# start of Given records

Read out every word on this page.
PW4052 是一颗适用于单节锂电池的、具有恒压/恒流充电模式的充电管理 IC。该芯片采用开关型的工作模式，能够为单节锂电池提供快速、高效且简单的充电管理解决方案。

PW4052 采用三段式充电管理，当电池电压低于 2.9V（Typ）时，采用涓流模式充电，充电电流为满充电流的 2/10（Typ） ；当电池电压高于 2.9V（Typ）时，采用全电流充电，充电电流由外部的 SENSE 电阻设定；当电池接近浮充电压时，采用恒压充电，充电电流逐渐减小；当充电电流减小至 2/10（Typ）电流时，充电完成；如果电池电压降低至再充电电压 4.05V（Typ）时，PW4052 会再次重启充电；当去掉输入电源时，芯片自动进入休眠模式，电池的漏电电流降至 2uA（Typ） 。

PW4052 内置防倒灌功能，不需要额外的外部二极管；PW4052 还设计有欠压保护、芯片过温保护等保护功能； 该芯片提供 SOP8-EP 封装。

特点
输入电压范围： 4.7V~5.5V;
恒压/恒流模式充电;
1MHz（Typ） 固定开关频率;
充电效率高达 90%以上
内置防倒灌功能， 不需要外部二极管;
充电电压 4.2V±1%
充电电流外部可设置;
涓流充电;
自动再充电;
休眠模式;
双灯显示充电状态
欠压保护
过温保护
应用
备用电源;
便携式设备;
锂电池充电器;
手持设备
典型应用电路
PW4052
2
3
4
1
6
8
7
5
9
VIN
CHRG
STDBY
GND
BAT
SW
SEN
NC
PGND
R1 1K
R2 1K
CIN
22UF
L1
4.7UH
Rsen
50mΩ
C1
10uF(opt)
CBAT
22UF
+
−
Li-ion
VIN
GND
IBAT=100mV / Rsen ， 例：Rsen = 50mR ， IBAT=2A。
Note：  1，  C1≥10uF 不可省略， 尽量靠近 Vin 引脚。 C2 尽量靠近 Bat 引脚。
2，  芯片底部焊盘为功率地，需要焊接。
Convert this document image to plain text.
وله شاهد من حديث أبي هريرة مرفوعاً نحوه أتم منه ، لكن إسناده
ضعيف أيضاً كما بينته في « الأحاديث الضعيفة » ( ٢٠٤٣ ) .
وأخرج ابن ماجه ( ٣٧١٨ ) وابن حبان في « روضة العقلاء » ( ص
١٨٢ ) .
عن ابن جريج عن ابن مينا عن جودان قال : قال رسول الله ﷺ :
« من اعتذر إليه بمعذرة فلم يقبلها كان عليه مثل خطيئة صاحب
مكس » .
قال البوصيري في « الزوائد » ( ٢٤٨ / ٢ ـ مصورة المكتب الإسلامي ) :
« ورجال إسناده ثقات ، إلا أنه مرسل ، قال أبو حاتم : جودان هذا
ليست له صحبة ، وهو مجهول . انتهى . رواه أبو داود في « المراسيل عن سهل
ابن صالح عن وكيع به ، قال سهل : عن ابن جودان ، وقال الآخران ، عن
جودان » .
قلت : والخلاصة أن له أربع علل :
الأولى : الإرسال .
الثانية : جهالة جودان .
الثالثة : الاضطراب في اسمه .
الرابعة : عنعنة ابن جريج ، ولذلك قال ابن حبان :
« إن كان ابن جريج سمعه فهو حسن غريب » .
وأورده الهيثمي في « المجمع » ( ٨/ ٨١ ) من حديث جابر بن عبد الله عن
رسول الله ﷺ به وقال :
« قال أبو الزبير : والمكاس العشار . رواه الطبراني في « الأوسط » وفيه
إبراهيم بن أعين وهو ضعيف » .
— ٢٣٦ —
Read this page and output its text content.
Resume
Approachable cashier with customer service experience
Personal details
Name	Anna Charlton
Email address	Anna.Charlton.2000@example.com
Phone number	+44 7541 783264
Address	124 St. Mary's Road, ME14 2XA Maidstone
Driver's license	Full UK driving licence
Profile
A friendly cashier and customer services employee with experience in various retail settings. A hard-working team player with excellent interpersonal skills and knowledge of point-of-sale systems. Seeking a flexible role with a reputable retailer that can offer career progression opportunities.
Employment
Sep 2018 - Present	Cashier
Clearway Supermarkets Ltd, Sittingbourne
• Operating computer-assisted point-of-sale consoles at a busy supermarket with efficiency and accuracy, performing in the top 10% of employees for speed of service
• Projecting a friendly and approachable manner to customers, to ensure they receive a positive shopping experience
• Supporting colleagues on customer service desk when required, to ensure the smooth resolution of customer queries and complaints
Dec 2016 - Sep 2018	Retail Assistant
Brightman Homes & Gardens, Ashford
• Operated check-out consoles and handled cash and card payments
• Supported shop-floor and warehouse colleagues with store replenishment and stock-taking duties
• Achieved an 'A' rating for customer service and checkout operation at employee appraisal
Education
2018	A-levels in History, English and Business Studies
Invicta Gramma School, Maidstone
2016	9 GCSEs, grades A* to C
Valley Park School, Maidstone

# end of Given records

*Exercise directions*
Word for word, quote all of the data above.

*Answer for this exercise*
Read out every word on this page.
PW4052 是一颗适用于单节锂电池的、具有恒压/恒流充电模式的充电管理 IC。该芯片采用开关型的工作模式，能够为单节锂电池提供快速、高效且简单的充电管理解决方案。

PW4052 采用三段式充电管理，当电池电压低于 2.9V（Typ）时，采用涓流模式充电，充电电流为满充电流的 2/10（Typ） ；当电池电压高于 2.9V（Typ）时，采用全电流充电，充电电流由外部的 SENSE 电阻设定；当电池接近浮充电压时，采用恒压充电，充电电流逐渐减小；当充电电流减小至 2/10（Typ）电流时，充电完成；如果电池电压降低至再充电电压 4.05V（Typ）时，PW4052 会再次重启充电；当去掉输入电源时，芯片自动进入休眠模式，电池的漏电电流降至 2uA（Typ） 。

PW4052 内置防倒灌功能，不需要额外的外部二极管；PW4052 还设计有欠压保护、芯片过温保护等保护功能； 该芯片提供 SOP8-EP 封装。

特点
输入电压范围： 4.7V~5.5V;
恒压/恒流模式充电;
1MHz（Typ） 固定开关频率;
充电效率高达 90%以上
内置防倒灌功能， 不需要外部二极管;
充电电压 4.2V±1%
充电电流外部可设置;
涓流充电;
自动再充电;
休眠模式;
双灯显示充电状态
欠压保护
过温保护
应用
备用电源;
便携式设备;
锂电池充电器;
手持设备
典型应用电路
PW4052
2
3
4
1
6
8
7
5
9
VIN
CHRG
STDBY
GND
BAT
SW
SEN
NC
PGND
R1 1K
R2 1K
CIN
22UF
L1
4.7UH
Rsen
50mΩ
C1
10uF(opt)
CBAT
22UF
+
−
Li-ion
VIN
GND
IBAT=100mV / Rsen ， 例：Rsen = 50mR ， IBAT=2A。
Note：  1，  C1≥10uF 不可省略， 尽量靠近 Vin 引脚。 C2 尽量靠近 Bat 引脚。
2，  芯片底部焊盘为功率地，需要焊接。
Convert this document image to plain text.
وله شاهد من حديث أبي هريرة مرفوعاً نحوه أتم منه ، لكن إسناده
ضعيف أيضاً كما بينته في « الأحاديث الضعيفة » ( ٢٠٤٣ ) .
وأخرج ابن ماجه ( ٣٧١٨ ) وابن حبان في « روضة العقلاء » ( ص
١٨٢ ) .
عن ابن جريج عن ابن مينا عن جودان قال : قال رسول الله ﷺ :
« من اعتذر إليه بمعذرة فلم يقبلها كان عليه مثل خطيئة صاحب
مكس » .
قال البوصيري في « الزوائد » ( ٢٤٨ / ٢ ـ مصورة المكتب الإسلامي ) :
« ورجال إسناده ثقات ، إلا أنه مرسل ، قال أبو حاتم : جودان هذا
ليست له صحبة ، وهو مجهول . انتهى . رواه أبو داود في « المراسيل عن سهل
ابن صالح عن وكيع به ، قال سهل : عن ابن جودان ، وقال الآخران ، عن
جودان » .
قلت : والخلاصة أن له أربع علل :
الأولى : الإرسال .
الثانية : جهالة جودان .
الثالثة : الاضطراب في اسمه .
الرابعة : عنعنة ابن جريج ، ولذلك قال ابن حبان :
« إن كان ابن جريج سمعه فهو حسن غريب » .
وأورده الهيثمي في « المجمع » ( ٨/ ٨١ ) من حديث جابر بن عبد الله عن
رسول الله ﷺ به وقال :
« قال أبو الزبير : والمكاس العشار . رواه الطبراني في « الأوسط » وفيه
إبراهيم بن أعين وهو ضعيف » .
— ٢٣٦ —
Read this page and output its text content.
Resume
Approachable cashier with customer service experience
Personal details
Name	Anna Charlton
Email address	Anna.Charlton.2000@example.com
Phone number	+44 7541 783264
Address	124 St. Mary's Road, ME14 2XA Maidstone
Driver's license	Full UK driving licence
Profile
A friendly cashier and customer services employee with experience in various retail settings. A hard-working team player with excellent interpersonal skills and knowledge of point-of-sale systems. Seeking a flexible role with a reputable retailer that can offer career progression opportunities.
Employment
Sep 2018 - Present	Cashier
Clearway Supermarkets Ltd, Sittingbourne
• Operating computer-assisted point-of-sale consoles at a busy supermarket with efficiency and accuracy, performing in the top 10% of employees for speed of service
• Projecting a friendly and approachable manner to customers, to ensure they receive a positive shopping experience
• Supporting colleagues on customer service desk when required, to ensure the smooth resolution of customer queries and complaints
Dec 2016 - Sep 2018	Retail Assistant
Brightman Homes & Gardens, Ashford
• Operated check-out consoles and handled cash and card payments
• Supported shop-floor and warehouse colleagues with store replenishment and stock-taking duties
• Achieved an 'A' rating for customer service and checkout operation at employee appraisal
Education
2018	A-levels in History, English and Business Studies
Invicta Gramma School, Maidstone
2016	9 GCSEs, grades A* to C
Valley Park School, Maidstone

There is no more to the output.